» **About this exercise**
Your answer should consist of the lines in the following data that contain "vorigen".

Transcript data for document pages
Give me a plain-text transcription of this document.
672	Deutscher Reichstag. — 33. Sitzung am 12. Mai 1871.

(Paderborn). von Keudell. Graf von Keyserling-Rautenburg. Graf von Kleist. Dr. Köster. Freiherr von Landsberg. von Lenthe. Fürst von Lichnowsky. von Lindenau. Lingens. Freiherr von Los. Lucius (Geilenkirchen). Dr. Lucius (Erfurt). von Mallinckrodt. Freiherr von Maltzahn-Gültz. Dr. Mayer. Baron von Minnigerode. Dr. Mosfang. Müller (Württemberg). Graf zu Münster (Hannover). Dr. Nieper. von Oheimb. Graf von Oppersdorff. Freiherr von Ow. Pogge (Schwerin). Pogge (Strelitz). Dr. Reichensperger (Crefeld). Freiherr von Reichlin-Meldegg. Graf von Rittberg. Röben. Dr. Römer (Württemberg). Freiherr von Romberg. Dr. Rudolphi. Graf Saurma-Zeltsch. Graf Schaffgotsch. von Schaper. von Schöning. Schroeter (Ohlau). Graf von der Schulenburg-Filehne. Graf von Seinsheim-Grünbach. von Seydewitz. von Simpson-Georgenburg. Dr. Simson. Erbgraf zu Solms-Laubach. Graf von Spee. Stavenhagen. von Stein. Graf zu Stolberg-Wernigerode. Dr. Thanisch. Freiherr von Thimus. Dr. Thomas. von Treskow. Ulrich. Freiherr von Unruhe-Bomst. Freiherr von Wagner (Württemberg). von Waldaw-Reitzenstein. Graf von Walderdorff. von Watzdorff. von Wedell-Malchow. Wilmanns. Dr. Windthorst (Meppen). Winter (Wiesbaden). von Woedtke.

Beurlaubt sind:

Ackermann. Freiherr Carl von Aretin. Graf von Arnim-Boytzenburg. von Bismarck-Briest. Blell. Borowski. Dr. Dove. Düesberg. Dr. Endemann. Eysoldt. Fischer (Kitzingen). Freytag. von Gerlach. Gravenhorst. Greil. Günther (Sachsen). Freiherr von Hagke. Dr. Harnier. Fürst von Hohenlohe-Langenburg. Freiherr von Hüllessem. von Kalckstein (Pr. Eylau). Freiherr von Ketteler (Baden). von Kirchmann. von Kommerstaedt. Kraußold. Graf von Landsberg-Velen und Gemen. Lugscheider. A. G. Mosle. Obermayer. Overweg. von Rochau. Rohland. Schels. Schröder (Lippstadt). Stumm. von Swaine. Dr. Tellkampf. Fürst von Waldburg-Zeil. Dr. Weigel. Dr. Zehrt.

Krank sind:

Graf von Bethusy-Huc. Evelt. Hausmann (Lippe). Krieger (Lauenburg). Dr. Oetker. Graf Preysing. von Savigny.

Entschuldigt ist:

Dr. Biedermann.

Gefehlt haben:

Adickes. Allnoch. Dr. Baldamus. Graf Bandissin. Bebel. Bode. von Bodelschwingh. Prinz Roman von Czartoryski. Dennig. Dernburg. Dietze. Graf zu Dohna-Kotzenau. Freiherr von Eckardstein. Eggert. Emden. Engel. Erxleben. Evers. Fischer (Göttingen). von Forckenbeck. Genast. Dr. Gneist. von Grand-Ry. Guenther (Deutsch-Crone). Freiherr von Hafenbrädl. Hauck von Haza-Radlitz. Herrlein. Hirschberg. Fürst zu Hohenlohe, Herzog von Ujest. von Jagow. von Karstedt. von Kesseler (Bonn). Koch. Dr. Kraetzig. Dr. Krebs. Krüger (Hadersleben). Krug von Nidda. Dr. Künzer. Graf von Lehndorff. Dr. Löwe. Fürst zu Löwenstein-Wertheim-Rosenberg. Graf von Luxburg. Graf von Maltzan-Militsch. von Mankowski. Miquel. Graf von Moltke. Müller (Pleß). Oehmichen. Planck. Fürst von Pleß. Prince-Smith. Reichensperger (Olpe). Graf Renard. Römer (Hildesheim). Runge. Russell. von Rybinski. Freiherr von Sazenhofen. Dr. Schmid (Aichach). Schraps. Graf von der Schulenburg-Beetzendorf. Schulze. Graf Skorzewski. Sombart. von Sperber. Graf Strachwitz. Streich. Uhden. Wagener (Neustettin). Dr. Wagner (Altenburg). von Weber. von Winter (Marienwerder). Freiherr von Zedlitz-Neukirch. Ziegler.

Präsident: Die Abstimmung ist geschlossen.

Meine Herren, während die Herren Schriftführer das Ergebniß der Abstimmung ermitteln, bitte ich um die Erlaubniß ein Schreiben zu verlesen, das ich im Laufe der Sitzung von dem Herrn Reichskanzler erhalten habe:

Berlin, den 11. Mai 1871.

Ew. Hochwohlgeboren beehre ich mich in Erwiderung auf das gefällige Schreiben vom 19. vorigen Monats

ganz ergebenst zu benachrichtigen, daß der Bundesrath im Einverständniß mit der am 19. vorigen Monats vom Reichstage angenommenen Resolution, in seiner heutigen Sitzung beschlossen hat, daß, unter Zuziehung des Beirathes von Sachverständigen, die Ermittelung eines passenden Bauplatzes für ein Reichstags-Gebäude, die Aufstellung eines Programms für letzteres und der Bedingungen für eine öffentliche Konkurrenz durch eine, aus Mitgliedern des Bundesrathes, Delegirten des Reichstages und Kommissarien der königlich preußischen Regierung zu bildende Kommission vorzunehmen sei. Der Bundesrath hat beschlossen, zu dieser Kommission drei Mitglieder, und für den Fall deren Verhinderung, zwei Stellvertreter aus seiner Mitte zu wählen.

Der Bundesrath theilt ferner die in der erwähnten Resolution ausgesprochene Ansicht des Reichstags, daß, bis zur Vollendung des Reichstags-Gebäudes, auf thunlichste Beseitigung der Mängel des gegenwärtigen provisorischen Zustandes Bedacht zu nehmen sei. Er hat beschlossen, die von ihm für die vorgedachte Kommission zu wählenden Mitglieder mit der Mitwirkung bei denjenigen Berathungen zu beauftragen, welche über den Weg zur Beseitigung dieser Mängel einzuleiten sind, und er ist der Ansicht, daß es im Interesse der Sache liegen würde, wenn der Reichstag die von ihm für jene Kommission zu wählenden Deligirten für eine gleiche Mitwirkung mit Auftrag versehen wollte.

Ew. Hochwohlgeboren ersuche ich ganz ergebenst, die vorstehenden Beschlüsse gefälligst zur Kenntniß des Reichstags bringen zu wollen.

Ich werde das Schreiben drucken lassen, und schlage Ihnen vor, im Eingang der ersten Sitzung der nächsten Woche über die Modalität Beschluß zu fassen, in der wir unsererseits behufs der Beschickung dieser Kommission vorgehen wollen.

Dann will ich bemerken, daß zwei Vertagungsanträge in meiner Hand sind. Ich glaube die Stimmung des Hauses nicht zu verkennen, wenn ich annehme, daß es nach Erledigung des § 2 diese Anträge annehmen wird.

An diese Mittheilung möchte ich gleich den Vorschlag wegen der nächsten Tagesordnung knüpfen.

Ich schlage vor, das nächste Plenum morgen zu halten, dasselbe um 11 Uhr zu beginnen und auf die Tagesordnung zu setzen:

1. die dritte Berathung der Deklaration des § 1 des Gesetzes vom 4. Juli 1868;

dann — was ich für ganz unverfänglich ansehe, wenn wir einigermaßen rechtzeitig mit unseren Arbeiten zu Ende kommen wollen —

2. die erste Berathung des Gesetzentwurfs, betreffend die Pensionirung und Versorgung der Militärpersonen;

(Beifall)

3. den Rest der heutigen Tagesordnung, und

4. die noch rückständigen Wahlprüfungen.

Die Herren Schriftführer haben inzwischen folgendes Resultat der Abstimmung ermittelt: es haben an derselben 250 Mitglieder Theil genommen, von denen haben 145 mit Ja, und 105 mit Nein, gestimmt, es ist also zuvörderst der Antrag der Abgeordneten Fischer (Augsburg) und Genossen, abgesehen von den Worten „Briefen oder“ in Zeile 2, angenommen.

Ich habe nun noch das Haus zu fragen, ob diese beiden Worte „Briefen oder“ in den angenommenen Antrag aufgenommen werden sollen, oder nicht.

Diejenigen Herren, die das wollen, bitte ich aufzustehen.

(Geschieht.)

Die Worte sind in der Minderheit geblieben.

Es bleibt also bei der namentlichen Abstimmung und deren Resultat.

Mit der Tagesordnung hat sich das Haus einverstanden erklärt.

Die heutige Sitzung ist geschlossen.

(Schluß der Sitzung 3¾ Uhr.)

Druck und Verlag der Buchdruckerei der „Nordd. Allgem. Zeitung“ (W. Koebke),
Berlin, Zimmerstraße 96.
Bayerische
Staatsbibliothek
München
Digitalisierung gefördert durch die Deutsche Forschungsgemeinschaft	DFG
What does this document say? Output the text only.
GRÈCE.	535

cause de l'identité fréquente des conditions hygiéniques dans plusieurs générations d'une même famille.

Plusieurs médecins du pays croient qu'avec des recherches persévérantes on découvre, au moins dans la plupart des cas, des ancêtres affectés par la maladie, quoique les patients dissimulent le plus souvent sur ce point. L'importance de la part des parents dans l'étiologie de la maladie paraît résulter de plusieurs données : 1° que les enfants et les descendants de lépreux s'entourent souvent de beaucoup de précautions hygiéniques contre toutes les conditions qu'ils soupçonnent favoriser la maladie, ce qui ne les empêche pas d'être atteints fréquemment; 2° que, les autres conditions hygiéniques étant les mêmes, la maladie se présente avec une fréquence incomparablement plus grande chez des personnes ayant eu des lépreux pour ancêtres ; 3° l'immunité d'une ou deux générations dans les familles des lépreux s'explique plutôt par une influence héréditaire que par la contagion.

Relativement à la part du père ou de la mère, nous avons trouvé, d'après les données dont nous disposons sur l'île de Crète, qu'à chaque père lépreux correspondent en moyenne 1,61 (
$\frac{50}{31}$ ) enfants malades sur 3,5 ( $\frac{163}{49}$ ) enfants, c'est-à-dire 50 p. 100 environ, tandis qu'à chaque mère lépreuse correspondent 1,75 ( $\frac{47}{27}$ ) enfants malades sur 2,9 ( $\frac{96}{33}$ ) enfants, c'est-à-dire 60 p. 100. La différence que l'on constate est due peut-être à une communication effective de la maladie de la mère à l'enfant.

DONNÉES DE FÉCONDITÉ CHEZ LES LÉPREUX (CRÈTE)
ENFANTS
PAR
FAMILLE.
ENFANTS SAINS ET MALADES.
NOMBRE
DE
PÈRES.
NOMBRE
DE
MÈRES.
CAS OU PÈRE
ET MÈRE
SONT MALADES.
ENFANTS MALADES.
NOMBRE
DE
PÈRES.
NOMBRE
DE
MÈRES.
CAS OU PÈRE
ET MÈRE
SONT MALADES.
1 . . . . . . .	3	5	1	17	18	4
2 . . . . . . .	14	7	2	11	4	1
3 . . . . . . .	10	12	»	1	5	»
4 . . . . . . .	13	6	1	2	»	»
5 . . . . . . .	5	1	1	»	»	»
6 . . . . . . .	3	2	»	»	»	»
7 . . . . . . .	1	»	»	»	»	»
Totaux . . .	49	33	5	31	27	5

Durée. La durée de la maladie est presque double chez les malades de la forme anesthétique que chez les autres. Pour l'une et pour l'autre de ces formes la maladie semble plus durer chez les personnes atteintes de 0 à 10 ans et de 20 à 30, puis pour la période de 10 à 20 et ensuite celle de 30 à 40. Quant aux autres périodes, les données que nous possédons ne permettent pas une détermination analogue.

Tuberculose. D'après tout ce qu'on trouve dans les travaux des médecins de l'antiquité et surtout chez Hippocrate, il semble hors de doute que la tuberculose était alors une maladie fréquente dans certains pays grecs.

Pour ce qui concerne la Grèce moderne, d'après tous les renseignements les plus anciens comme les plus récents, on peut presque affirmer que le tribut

» **Exercise result**
Ew. Hochwohlgeboren beehre ich mich in Erwiderung auf das gefällige Schreiben vom 19. vorigen Monats
ganz ergebenst zu benachrichtigen, daß der Bundesrath im Einverständniß mit der am 19. vorigen Monats vom Reichstage angenommenen Resolution, in seiner heutigen Sitzung beschlossen hat, daß, unter Zuziehung des Beirathes von Sachverständigen, die Ermittelung eines passenden Bauplatzes für ein Reichstags-Gebäude, die Aufstellung eines Programms für letzteres und der Bedingungen für eine öffentliche Konkurrenz durch eine, aus Mitgliedern des Bundesrathes, Delegirten des Reichstages und Kommissarien der königlich preußischen Regierung zu bildende Kommission vorzunehmen sei. Der Bundesrath hat beschlossen, zu dieser Kommission drei Mitglieder, und für den Fall deren Verhinderung, zwei Stellvertreter aus seiner Mitte zu wählen.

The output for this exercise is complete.